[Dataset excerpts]
----
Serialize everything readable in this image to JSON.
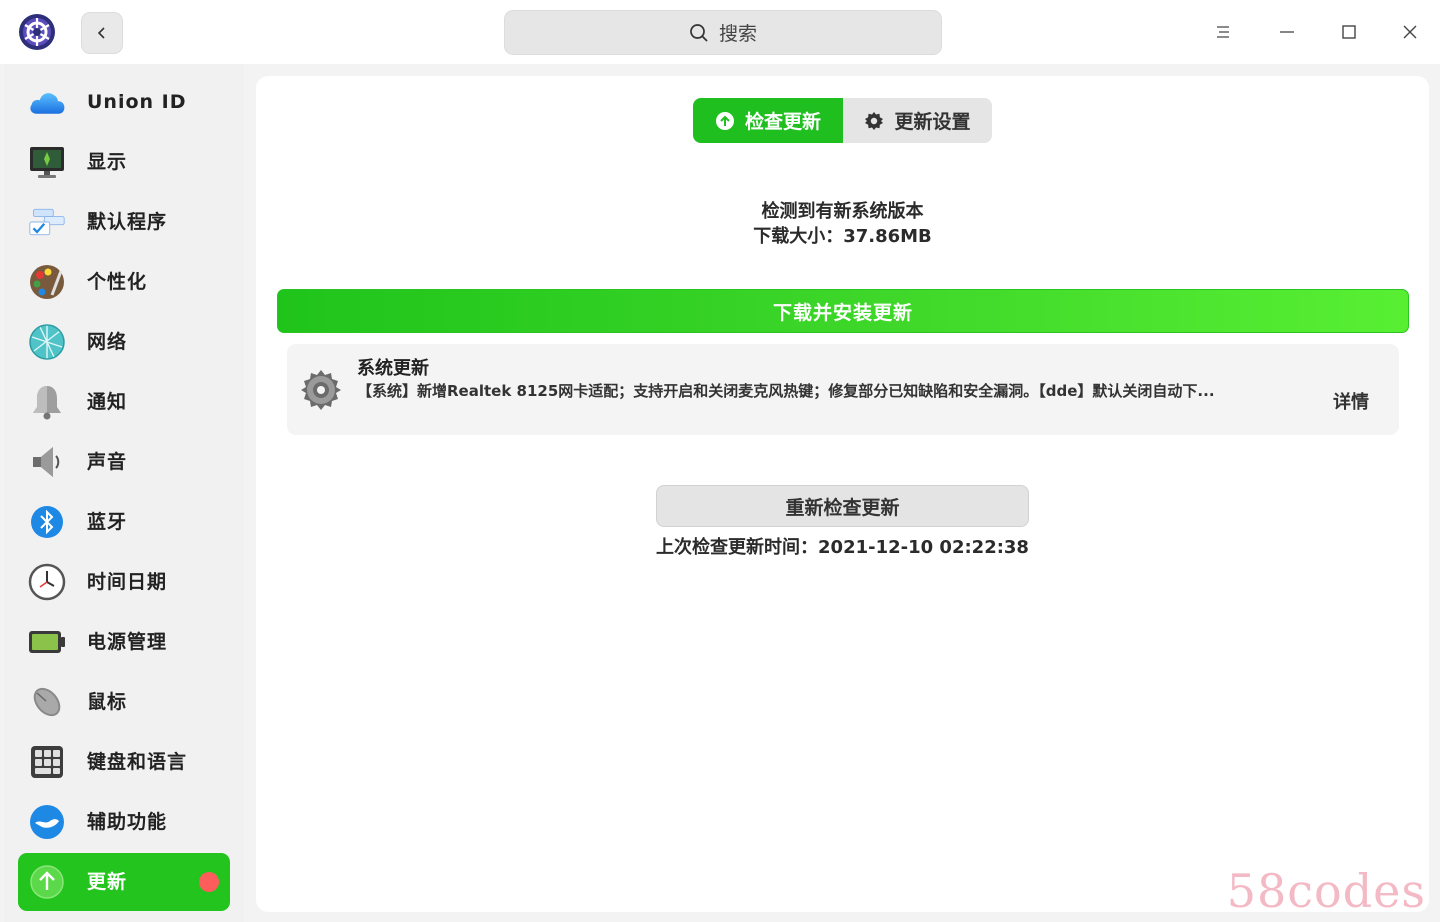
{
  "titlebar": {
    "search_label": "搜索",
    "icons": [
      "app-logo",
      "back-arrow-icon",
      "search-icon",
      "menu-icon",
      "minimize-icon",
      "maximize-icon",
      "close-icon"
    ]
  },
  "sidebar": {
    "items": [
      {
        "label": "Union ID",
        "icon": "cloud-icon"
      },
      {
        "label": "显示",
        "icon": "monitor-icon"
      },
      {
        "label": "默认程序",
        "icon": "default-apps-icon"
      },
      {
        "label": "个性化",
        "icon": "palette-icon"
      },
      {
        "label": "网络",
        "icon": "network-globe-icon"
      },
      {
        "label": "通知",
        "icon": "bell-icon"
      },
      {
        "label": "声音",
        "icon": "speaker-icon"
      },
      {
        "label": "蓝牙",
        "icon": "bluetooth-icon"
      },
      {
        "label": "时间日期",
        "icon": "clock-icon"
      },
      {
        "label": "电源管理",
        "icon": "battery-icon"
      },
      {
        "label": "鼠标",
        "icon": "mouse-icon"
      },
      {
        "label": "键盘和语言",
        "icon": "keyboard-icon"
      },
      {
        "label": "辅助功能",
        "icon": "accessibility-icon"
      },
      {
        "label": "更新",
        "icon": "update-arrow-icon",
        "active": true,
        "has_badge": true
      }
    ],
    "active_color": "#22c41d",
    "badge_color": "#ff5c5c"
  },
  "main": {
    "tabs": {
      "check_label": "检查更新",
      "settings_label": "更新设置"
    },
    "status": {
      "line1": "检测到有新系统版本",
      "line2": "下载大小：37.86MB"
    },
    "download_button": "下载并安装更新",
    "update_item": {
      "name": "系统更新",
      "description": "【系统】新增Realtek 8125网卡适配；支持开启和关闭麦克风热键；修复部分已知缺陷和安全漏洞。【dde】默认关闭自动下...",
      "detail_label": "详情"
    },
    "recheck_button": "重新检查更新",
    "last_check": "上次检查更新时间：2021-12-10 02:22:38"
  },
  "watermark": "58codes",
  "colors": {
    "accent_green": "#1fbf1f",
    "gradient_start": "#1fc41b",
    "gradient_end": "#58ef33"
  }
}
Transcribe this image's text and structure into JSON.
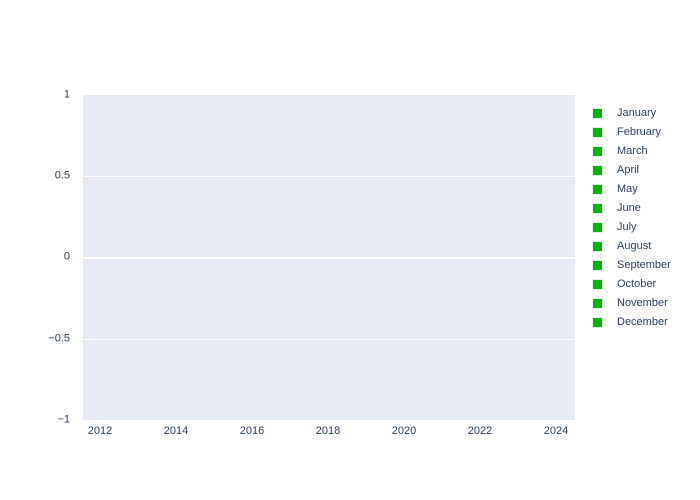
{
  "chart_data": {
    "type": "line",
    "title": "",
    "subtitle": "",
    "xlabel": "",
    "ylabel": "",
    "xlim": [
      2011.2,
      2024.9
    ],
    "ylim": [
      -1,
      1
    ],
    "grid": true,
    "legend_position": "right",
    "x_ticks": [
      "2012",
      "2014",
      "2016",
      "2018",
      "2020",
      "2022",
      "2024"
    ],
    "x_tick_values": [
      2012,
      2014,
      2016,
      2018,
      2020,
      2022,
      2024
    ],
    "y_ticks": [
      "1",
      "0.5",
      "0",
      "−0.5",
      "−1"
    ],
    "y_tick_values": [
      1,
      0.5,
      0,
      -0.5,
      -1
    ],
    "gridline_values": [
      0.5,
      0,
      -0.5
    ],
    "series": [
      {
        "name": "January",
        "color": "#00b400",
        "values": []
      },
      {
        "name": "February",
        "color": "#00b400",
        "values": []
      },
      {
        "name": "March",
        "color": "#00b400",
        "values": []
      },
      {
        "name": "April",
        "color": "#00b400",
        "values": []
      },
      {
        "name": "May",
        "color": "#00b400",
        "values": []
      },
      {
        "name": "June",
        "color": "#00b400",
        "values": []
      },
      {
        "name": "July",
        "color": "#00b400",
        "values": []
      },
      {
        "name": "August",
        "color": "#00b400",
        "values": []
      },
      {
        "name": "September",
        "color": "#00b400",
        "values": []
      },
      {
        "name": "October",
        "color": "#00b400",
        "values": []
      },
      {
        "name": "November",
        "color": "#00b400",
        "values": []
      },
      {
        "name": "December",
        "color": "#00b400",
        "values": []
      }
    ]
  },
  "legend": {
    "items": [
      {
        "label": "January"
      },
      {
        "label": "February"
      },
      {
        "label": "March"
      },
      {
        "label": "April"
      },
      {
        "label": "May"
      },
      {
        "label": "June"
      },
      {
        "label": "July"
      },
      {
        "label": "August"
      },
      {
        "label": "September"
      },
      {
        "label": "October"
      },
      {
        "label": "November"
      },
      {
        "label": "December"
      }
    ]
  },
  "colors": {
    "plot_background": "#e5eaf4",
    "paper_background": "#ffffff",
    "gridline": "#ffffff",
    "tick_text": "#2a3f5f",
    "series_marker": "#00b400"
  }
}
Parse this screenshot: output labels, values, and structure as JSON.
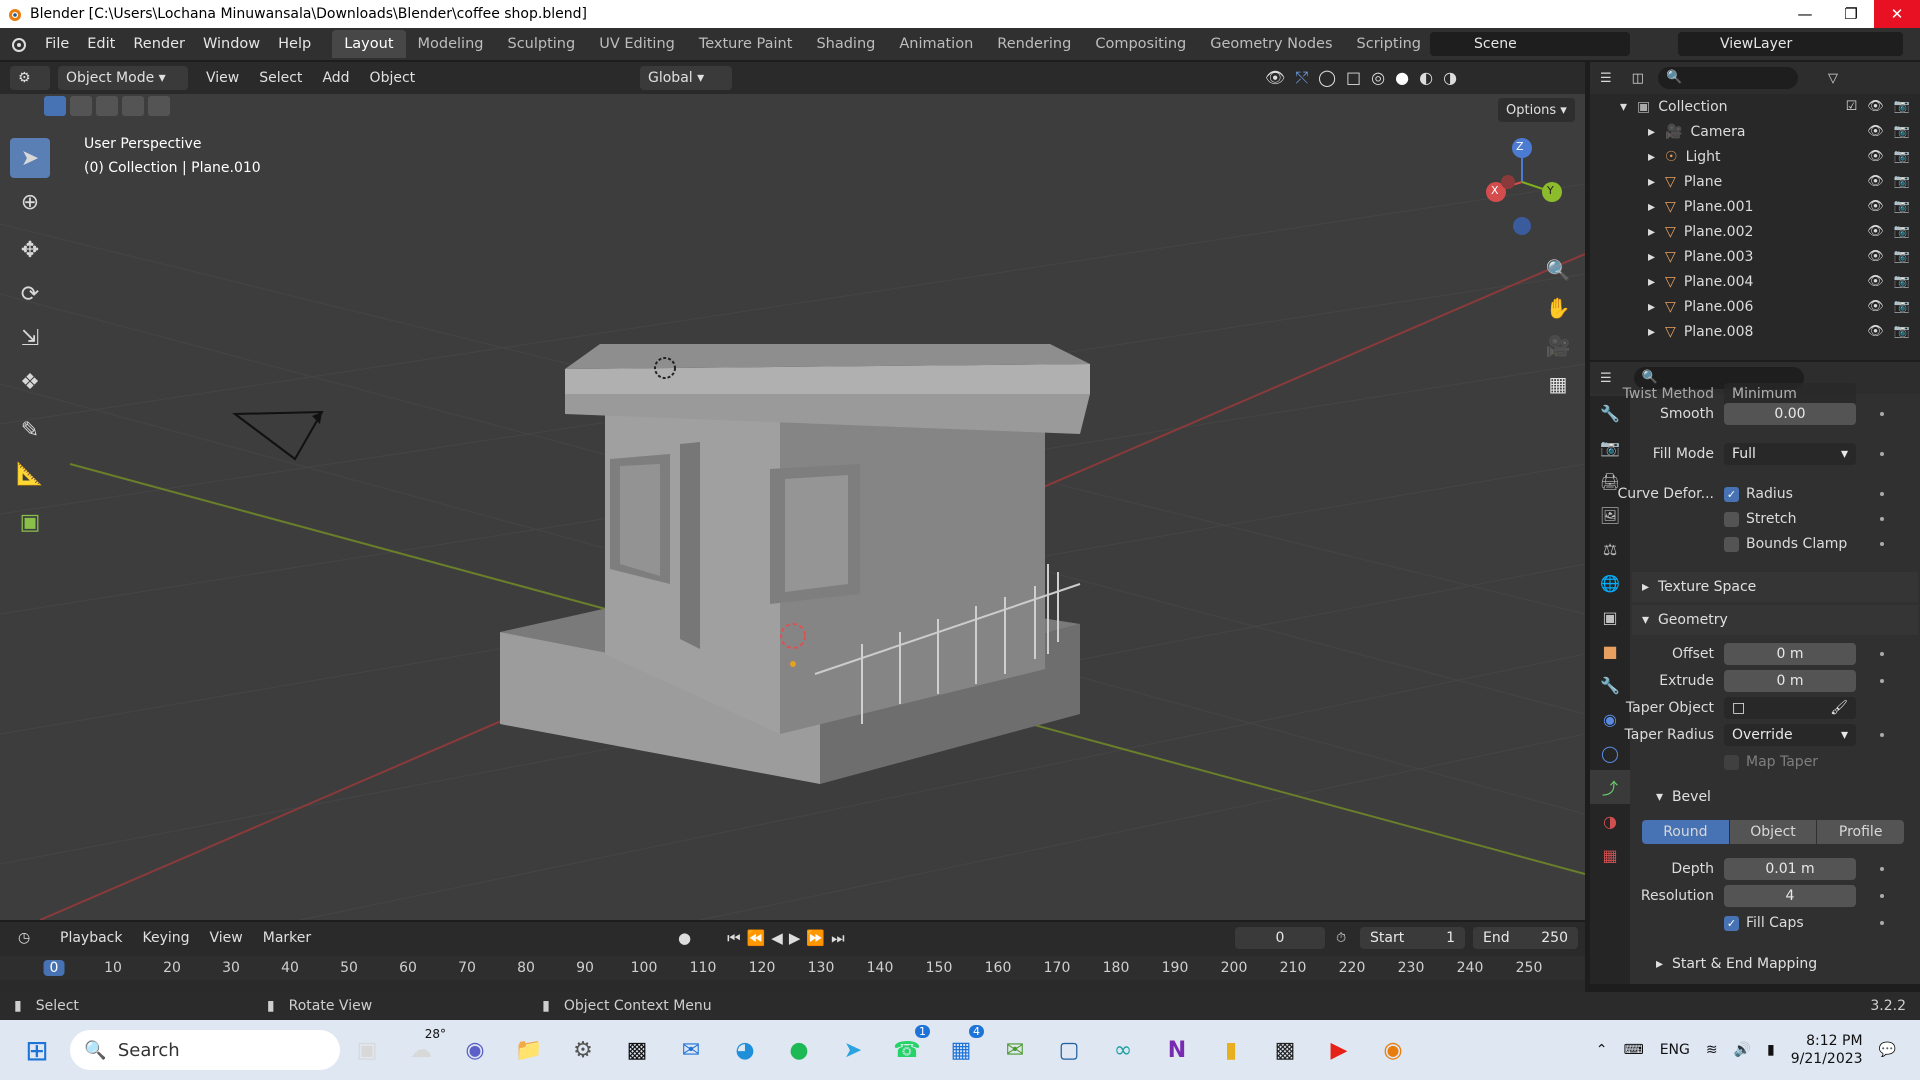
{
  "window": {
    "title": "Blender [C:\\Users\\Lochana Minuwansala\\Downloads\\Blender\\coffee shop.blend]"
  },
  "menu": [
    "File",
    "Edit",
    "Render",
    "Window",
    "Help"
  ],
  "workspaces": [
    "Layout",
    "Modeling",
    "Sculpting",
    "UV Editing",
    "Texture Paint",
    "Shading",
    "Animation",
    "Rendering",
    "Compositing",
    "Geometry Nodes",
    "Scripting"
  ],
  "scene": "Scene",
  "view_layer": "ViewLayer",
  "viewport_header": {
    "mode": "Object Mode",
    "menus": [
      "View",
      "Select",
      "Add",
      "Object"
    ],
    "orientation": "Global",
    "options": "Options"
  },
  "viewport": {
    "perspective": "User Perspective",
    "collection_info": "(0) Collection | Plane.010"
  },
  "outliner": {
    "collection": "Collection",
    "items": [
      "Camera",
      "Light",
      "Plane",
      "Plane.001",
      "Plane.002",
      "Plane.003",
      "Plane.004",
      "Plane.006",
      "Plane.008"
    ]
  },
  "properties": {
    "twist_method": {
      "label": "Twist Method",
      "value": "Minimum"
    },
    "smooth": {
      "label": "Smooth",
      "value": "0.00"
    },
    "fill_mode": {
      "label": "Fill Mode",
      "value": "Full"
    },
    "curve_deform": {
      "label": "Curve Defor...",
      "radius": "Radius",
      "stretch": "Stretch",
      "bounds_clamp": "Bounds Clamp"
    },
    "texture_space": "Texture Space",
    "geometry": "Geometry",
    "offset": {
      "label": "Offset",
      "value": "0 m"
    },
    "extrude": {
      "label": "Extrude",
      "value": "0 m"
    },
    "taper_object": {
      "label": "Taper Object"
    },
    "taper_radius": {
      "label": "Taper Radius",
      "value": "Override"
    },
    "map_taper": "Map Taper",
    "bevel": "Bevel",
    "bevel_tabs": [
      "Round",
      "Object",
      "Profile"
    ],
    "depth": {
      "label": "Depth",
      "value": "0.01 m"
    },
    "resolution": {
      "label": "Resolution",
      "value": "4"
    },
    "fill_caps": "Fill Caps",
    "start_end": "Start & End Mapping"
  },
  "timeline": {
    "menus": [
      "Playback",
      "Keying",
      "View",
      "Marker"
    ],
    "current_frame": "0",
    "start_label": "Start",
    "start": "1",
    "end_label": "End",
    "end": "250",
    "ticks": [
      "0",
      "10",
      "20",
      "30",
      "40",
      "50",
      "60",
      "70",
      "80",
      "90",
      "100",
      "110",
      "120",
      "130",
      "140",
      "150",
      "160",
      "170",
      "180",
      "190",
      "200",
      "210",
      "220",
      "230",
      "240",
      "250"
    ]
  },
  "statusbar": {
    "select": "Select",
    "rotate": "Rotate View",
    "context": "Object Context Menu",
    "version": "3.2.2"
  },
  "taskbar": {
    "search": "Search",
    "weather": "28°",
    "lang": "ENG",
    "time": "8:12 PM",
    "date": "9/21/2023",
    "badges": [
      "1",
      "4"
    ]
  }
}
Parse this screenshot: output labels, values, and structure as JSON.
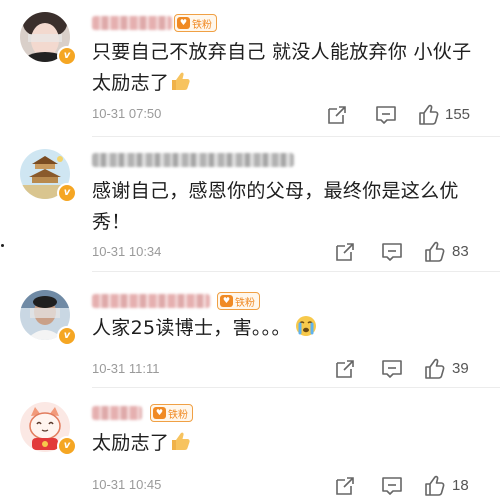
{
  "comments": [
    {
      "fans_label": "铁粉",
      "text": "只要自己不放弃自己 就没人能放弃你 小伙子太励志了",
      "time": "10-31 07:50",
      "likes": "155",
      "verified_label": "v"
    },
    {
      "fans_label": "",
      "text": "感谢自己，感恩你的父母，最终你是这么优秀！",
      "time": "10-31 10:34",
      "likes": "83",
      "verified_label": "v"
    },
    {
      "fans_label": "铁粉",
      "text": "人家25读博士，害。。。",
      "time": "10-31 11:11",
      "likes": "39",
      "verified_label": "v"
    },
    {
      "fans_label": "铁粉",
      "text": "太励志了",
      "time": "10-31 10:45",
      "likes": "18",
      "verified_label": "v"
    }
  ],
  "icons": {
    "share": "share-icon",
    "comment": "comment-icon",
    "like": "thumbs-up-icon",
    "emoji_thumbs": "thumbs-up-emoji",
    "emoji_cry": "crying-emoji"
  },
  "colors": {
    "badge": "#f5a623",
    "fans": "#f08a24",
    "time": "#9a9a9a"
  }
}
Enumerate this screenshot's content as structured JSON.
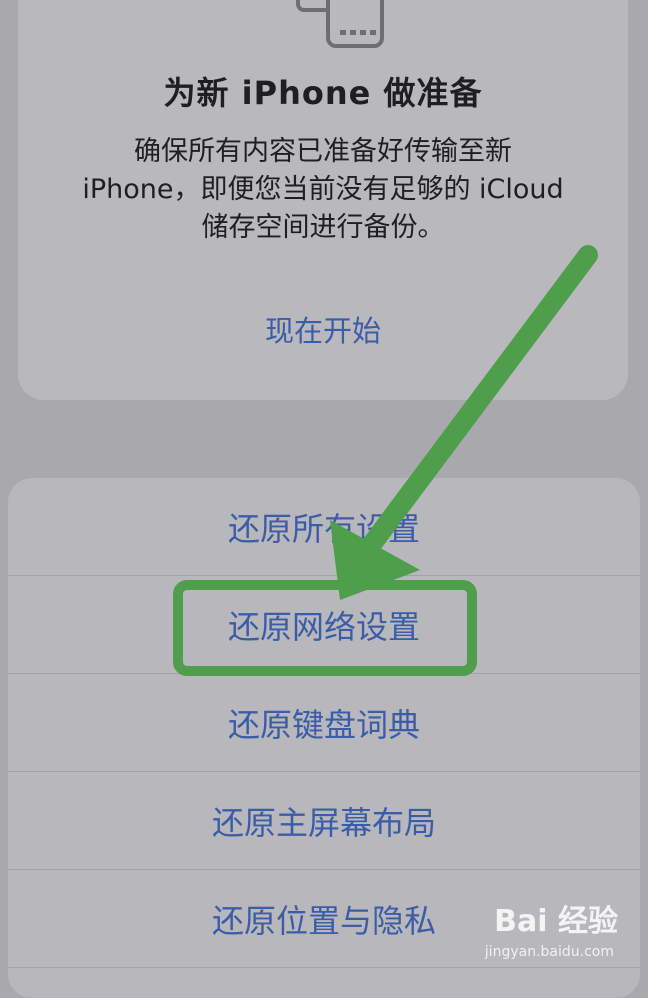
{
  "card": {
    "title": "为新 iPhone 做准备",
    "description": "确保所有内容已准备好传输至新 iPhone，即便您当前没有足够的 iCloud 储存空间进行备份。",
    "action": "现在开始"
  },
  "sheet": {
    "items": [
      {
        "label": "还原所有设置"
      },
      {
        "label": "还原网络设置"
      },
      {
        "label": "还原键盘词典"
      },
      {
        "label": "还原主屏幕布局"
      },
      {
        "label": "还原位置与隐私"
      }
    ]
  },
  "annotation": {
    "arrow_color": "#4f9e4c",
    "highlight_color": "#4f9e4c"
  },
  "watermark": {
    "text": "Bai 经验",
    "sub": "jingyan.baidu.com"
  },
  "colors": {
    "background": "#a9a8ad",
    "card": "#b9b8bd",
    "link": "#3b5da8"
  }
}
----
Copy all lines above containing the string "Texture".

◆ **SOLUTION TO THE EXERCISE**:
    "Texture Paint",
    "texture_space": "Texture Space",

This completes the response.